Written exercise | Check every line below for the word "this" and copy the ones that have it.

Supplied entries |
------

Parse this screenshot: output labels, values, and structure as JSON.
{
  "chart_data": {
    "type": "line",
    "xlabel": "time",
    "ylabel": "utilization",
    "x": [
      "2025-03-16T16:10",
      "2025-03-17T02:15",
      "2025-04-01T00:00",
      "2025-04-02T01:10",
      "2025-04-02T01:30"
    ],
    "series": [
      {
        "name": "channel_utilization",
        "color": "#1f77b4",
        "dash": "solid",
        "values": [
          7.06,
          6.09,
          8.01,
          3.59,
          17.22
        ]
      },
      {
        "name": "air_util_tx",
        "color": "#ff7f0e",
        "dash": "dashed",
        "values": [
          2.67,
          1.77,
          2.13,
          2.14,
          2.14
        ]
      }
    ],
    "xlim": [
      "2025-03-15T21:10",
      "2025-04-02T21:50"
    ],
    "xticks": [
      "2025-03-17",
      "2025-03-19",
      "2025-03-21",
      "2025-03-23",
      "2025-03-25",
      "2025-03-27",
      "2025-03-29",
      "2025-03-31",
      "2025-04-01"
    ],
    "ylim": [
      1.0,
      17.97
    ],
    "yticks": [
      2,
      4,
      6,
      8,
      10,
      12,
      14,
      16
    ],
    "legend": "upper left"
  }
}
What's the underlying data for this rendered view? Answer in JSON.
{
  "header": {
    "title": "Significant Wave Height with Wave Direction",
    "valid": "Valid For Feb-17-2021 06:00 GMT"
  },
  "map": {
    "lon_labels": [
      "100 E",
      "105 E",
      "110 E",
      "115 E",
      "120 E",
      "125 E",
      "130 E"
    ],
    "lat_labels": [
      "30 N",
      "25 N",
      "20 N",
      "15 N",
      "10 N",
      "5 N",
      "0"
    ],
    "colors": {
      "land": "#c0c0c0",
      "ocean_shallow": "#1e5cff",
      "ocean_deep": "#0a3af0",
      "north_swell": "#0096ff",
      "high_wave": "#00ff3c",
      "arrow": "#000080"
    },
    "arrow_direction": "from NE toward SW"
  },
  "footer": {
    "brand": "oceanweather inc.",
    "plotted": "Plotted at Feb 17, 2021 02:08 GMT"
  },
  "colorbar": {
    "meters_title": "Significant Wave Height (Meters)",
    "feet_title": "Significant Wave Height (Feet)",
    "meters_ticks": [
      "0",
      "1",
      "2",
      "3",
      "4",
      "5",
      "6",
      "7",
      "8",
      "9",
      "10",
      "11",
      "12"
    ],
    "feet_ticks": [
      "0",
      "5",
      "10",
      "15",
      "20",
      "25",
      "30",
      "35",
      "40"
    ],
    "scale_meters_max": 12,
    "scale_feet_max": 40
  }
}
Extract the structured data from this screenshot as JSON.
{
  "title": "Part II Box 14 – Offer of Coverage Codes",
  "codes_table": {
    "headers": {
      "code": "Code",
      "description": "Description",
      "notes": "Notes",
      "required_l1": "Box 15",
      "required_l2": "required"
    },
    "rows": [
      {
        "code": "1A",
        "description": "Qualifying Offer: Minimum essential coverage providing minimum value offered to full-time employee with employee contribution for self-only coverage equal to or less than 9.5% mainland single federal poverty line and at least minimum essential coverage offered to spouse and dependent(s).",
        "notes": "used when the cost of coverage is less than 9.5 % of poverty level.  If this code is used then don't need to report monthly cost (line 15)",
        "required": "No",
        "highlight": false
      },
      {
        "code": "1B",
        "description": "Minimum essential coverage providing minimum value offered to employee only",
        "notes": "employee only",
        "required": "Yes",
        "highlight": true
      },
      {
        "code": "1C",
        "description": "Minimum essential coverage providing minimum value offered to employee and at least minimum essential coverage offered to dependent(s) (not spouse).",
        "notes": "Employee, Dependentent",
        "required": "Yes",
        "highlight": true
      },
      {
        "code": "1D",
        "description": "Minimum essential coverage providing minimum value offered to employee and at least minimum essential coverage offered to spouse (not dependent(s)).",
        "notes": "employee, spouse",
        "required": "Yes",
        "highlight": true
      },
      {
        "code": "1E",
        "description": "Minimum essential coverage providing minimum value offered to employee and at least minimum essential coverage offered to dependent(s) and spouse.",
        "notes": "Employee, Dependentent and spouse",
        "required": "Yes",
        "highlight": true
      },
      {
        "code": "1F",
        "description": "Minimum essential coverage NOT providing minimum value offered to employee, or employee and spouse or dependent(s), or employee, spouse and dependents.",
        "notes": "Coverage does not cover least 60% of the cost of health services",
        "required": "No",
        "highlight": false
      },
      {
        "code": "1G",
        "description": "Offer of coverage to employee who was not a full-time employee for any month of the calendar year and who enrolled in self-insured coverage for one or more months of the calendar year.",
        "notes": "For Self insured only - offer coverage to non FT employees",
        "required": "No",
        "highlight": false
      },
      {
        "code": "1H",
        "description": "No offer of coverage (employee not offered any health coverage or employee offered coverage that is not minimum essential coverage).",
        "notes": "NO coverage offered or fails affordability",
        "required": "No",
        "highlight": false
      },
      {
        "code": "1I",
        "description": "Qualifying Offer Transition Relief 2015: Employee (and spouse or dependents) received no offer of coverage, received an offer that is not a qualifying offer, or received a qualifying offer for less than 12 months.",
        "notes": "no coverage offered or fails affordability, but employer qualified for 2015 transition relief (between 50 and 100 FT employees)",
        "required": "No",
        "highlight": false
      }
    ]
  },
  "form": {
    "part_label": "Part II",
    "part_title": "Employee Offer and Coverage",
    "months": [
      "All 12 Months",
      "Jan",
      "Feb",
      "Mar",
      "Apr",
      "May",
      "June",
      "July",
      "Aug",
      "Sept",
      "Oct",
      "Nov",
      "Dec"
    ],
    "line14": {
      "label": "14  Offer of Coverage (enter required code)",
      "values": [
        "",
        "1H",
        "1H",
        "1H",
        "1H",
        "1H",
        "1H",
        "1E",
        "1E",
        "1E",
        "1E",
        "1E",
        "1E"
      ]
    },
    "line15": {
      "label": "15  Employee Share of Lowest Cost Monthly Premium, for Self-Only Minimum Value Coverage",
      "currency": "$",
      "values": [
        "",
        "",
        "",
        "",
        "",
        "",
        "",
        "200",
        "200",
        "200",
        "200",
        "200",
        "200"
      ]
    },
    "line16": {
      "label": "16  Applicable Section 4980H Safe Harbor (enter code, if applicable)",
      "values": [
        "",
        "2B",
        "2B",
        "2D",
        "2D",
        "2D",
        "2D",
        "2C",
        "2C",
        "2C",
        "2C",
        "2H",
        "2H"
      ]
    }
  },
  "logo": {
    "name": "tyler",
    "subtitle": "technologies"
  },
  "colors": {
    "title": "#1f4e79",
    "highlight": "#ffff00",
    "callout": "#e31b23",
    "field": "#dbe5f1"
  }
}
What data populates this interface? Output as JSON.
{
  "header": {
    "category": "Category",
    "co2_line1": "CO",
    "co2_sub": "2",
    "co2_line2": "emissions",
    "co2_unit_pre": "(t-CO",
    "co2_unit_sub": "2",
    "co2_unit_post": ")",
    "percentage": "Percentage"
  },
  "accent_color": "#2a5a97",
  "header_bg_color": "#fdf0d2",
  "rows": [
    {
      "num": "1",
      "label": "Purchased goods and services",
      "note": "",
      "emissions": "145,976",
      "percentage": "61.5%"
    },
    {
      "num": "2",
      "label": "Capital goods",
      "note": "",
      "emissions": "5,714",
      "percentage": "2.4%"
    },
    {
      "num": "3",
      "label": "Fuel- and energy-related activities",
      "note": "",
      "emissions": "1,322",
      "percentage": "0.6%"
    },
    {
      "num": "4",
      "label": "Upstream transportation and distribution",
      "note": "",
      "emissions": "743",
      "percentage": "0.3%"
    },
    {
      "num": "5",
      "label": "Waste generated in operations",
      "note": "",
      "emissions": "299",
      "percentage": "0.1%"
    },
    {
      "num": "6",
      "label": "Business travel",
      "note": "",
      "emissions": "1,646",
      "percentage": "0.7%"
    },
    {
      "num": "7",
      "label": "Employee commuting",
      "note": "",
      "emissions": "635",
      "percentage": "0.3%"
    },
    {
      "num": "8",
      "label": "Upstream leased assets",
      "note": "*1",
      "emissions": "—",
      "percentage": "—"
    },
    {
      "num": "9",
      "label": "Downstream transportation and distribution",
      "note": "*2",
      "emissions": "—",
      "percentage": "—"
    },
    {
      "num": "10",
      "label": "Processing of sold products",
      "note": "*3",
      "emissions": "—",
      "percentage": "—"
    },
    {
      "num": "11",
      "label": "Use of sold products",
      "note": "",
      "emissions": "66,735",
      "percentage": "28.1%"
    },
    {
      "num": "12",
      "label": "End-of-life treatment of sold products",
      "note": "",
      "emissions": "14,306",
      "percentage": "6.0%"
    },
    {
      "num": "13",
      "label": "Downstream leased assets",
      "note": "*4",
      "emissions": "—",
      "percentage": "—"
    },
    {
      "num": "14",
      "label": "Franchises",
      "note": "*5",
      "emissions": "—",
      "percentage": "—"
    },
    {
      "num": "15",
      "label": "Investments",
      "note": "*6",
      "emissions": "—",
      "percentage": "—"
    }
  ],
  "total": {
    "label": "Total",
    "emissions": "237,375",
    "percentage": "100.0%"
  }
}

------

Full answer |
Parse this screenshot: output labels, values, and structure as JSON.
What's the underlying data for this rendered view? Answer in JSON.
Extract the structured data from this screenshot as JSON.
        "notes": "used when the cost of coverage is less than 9.5 % of poverty level.  If this code is used then don't need to report monthly cost (line 15)",
What data populates this interface? Output as JSON.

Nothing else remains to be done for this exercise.